Work required = Wherever the string "items" appears in a line, extract that line.

--- start Input ---

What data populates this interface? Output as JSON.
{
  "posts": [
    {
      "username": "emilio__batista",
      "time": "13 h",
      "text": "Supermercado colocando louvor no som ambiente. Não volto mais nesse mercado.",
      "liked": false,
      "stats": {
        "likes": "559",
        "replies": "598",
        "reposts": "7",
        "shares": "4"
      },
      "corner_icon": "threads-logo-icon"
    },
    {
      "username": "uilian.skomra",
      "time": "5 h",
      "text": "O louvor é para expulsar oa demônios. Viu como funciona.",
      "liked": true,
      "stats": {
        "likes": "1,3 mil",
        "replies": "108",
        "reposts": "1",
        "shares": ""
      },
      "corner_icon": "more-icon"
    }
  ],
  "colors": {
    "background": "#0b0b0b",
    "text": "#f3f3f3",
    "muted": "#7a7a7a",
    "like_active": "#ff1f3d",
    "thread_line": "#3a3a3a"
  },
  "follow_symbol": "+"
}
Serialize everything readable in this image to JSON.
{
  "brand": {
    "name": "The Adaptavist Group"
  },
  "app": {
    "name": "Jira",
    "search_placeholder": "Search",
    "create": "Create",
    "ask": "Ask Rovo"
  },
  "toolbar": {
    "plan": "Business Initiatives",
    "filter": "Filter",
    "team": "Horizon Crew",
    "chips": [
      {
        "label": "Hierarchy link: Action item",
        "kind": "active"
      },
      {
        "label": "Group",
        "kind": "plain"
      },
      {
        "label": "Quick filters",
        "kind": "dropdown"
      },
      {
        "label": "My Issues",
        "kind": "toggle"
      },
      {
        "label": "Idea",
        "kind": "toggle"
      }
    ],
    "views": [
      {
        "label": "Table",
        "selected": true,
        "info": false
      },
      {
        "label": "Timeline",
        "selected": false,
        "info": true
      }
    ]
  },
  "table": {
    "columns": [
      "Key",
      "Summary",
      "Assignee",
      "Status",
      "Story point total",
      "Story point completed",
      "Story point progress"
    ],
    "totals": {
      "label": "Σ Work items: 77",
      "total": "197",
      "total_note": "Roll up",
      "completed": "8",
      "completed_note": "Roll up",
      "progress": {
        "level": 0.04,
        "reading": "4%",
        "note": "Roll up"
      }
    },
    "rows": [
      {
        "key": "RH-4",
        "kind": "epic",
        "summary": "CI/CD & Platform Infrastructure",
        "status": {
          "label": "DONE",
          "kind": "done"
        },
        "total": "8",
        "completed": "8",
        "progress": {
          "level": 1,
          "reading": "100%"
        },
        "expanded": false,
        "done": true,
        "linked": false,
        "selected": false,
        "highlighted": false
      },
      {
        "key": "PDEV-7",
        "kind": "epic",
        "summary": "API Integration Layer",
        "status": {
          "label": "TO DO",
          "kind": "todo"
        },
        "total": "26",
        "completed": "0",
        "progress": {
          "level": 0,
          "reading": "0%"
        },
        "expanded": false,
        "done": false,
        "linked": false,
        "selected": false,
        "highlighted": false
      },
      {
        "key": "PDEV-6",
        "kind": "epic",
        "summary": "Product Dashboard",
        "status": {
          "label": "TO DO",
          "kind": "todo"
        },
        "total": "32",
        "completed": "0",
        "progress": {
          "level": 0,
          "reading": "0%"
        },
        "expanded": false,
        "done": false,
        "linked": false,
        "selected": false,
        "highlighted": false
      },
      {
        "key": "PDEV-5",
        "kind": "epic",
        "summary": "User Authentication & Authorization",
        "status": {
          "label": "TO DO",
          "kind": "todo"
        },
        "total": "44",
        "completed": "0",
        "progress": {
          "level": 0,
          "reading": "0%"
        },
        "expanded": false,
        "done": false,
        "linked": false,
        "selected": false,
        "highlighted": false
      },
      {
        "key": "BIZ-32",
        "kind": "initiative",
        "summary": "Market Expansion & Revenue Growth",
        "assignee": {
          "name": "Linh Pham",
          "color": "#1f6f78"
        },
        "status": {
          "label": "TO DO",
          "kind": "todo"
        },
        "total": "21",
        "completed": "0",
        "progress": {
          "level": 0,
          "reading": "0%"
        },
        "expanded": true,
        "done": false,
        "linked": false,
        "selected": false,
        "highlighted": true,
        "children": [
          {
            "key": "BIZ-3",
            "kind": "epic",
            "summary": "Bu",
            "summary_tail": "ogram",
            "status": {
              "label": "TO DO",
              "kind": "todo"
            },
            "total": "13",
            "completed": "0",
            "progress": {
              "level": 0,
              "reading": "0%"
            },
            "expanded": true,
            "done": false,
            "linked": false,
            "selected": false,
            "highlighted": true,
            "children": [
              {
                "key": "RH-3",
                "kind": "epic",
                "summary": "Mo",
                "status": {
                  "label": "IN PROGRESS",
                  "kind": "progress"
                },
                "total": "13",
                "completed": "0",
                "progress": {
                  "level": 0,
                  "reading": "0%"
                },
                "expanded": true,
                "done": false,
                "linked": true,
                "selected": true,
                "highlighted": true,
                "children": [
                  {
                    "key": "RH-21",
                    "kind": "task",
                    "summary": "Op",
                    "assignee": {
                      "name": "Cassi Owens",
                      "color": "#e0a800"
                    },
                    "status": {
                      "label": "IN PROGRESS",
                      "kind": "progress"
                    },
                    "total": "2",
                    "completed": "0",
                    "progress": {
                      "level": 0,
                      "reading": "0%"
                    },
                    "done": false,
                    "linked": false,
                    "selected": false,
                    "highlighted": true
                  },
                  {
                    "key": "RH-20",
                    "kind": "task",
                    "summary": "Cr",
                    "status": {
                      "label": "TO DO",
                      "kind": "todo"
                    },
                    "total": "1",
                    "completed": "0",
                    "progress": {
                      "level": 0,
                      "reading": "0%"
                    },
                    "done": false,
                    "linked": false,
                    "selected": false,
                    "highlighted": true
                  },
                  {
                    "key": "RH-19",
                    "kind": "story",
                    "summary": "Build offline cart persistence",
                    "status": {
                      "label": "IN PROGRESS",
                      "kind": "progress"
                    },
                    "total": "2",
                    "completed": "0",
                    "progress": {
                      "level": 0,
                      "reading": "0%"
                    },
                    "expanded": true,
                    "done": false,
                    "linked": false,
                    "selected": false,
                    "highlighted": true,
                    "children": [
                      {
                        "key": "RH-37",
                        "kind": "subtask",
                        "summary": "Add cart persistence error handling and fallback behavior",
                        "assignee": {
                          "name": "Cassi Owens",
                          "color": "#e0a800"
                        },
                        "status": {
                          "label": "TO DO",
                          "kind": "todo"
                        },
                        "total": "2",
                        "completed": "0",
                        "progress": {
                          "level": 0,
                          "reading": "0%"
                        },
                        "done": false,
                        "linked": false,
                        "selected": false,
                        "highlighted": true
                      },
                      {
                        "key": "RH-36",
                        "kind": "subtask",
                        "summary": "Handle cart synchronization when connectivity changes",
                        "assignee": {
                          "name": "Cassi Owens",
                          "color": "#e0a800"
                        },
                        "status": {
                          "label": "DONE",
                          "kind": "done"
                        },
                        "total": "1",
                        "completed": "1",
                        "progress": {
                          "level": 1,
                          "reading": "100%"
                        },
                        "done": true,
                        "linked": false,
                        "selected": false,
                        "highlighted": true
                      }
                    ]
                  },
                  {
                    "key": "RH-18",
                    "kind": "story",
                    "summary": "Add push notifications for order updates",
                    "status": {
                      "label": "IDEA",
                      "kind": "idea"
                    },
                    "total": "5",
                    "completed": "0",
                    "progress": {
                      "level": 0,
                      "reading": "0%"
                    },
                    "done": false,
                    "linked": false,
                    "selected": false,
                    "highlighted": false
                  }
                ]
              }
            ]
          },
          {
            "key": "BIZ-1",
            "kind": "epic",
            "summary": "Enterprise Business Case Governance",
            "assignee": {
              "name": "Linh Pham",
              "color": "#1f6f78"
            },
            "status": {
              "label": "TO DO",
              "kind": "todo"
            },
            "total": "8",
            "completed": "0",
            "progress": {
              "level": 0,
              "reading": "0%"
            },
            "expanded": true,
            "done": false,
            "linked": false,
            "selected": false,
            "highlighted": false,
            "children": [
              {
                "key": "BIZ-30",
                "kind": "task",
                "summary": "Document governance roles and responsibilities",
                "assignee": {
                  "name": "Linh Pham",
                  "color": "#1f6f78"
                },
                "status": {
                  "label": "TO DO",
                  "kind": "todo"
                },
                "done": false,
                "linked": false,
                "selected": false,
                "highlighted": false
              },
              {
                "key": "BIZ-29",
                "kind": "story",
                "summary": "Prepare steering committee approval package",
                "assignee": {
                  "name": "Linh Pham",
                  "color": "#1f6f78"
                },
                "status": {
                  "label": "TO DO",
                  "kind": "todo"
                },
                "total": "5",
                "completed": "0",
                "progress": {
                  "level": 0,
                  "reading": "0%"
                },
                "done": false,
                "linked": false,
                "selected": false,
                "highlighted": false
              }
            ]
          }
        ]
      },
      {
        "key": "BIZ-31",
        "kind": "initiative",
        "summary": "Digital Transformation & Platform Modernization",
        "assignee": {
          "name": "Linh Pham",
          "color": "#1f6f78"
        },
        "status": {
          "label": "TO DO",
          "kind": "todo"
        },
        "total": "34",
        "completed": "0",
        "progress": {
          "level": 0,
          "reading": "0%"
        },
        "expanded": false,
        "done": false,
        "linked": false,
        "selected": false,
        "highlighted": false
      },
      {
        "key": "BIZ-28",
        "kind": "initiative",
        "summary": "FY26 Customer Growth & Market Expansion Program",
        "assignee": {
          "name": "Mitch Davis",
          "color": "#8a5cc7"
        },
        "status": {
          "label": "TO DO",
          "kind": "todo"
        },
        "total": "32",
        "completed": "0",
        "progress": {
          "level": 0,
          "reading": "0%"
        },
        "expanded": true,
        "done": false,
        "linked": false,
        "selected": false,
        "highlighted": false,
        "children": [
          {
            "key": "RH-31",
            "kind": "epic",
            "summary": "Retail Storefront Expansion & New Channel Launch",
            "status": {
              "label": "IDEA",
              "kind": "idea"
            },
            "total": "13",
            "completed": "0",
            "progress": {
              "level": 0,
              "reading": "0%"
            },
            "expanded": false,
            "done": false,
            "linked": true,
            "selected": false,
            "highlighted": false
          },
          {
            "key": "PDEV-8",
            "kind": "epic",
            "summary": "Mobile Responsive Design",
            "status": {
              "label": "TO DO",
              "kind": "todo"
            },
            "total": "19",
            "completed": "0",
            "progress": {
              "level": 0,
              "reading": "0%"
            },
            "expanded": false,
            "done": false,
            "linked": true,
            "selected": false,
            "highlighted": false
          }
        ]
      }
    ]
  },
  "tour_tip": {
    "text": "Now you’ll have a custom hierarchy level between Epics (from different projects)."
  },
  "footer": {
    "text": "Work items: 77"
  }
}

--- end Input ---
--- start Input ---

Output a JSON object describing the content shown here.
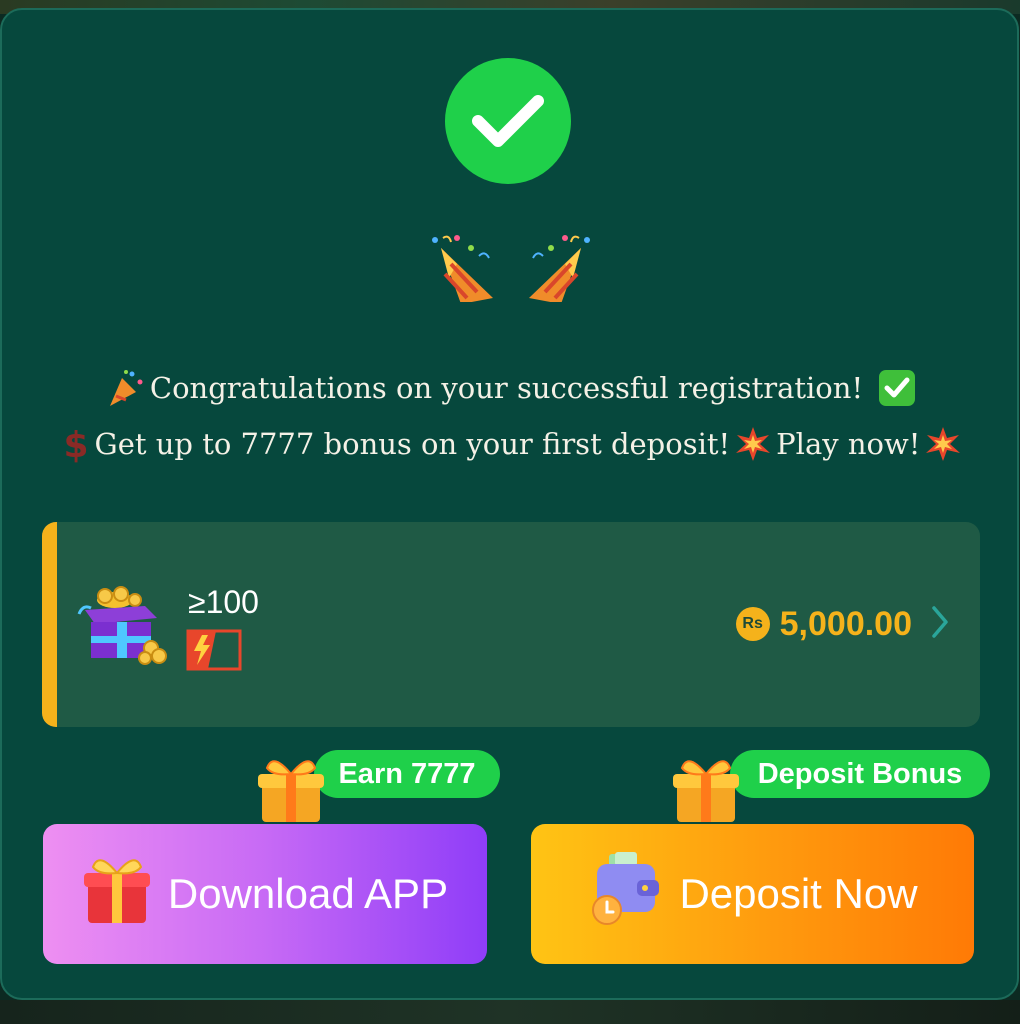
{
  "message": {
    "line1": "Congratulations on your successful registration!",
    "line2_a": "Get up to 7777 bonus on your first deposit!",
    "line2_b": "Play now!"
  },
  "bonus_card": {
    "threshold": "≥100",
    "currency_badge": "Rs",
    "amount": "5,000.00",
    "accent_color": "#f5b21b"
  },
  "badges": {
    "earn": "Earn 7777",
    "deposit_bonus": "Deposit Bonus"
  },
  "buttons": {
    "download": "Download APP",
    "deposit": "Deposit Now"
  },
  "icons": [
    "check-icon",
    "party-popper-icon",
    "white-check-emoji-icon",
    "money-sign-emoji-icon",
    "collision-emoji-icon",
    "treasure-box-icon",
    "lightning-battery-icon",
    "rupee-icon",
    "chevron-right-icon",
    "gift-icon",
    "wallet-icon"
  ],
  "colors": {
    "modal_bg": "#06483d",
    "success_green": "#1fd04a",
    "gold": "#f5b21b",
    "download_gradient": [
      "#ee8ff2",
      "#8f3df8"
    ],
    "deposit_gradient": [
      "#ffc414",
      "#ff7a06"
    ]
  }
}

--- end Input ---

Answer for the task =
      "label": "Σ Work items: 77",
    "text": "Work items: 77"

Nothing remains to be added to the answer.